EXERCISE GOAL:
Reproduce each line of the material exactly, minus any picture.

PROVIDED RECORDS:
··········

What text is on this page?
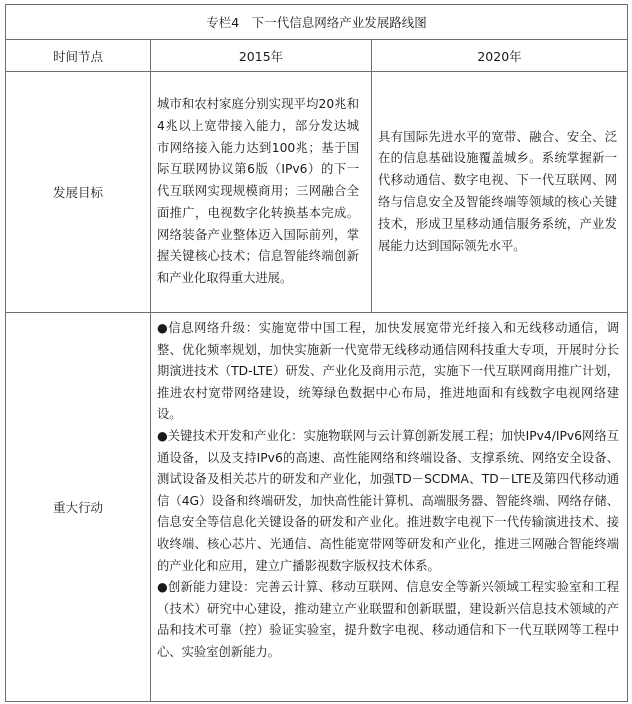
专栏4　下一代信息网络产业发展路线图		
时间节点	2015年	2020年
发展目标	城市和农村家庭分别实现平均20兆和4兆以上宽带接入能力，部分发达城市网络接入能力达到100兆；基于国际互联网协议第6版（IPv6）的下一代互联网实现规模商用；三网融合全面推广，电视数字化转换基本完成。网络装备产业整体迈入国际前列，掌握关键核心技术；信息智能终端创新和产业化取得重大进展。	具有国际先进水平的宽带、融合、安全、泛在的信息基础设施覆盖城乡。系统掌握新一代移动通信、数字电视、下一代互联网、网络与信息安全及智能终端等领域的核心关键技术，形成卫星移动通信服务系统，产业发展能力达到国际领先水平。

重大行动	●信息网络升级：实施宽带中国工程，加快发展宽带光纤接入和无线移动通信，调整、优化频率规划，加快实施新一代宽带无线移动通信网科技重大专项，开展时分长期演进技术（TD-LTE）研发、产业化及商用示范，实施下一代互联网商用推广计划，推进农村宽带网络建设，统筹绿色数据中心布局，推进地面和有线数字电视网络建设。

●关键技术开发和产业化：实施物联网与云计算创新发展工程；加快IPv4/IPv6网络互通设备，以及支持IPv6的高速、高性能网络和终端设备、支撑系统、网络安全设备、测试设备及相关芯片的研发和产业化，加强TD－SCDMA、TD－LTE及第四代移动通信（4G）设备和终端研发，加快高性能计算机、高端服务器、智能终端、网络存储、信息安全等信息化关键设备的研发和产业化。推进数字电视下一代传输演进技术、接收终端、核心芯片、光通信、高性能宽带网等研发和产业化，推进三网融合智能终端的产业化和应用，建立广播影视数字版权技术体系。

●创新能力建设：完善云计算、移动互联网、信息安全等新兴领域工程实验室和工程（技术）研究中心建设，推动建立产业联盟和创新联盟，建设新兴信息技术领域的产品和技术可靠（控）验证实验室，提升数字电视、移动通信和下一代互联网等工程中心、实验室创新能力。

··········

RESPONSE TO THIS TASK:
What text is on this page?
专栏4　下一代信息网络产业发展路线图		
时间节点	2015年	2020年
发展目标	城市和农村家庭分别实现平均20兆和4兆以上宽带接入能力，部分发达城市网络接入能力达到100兆；基于国际互联网协议第6版（IPv6）的下一代互联网实现规模商用；三网融合全面推广，电视数字化转换基本完成。网络装备产业整体迈入国际前列，掌握关键核心技术；信息智能终端创新和产业化取得重大进展。	具有国际先进水平的宽带、融合、安全、泛在的信息基础设施覆盖城乡。系统掌握新一代移动通信、数字电视、下一代互联网、网络与信息安全及智能终端等领域的核心关键技术，形成卫星移动通信服务系统，产业发展能力达到国际领先水平。

重大行动	●信息网络升级：实施宽带中国工程，加快发展宽带光纤接入和无线移动通信，调整、优化频率规划，加快实施新一代宽带无线移动通信网科技重大专项，开展时分长期演进技术（TD-LTE）研发、产业化及商用示范，实施下一代互联网商用推广计划，推进农村宽带网络建设，统筹绿色数据中心布局，推进地面和有线数字电视网络建设。

●关键技术开发和产业化：实施物联网与云计算创新发展工程；加快IPv4/IPv6网络互通设备，以及支持IPv6的高速、高性能网络和终端设备、支撑系统、网络安全设备、测试设备及相关芯片的研发和产业化，加强TD－SCDMA、TD－LTE及第四代移动通信（4G）设备和终端研发，加快高性能计算机、高端服务器、智能终端、网络存储、信息安全等信息化关键设备的研发和产业化。推进数字电视下一代传输演进技术、接收终端、核心芯片、光通信、高性能宽带网等研发和产业化，推进三网融合智能终端的产业化和应用，建立广播影视数字版权技术体系。

●创新能力建设：完善云计算、移动互联网、信息安全等新兴领域工程实验室和工程（技术）研究中心建设，推动建立产业联盟和创新联盟，建设新兴信息技术领域的产品和技术可靠（控）验证实验室，提升数字电视、移动通信和下一代互联网等工程中心、实验室创新能力。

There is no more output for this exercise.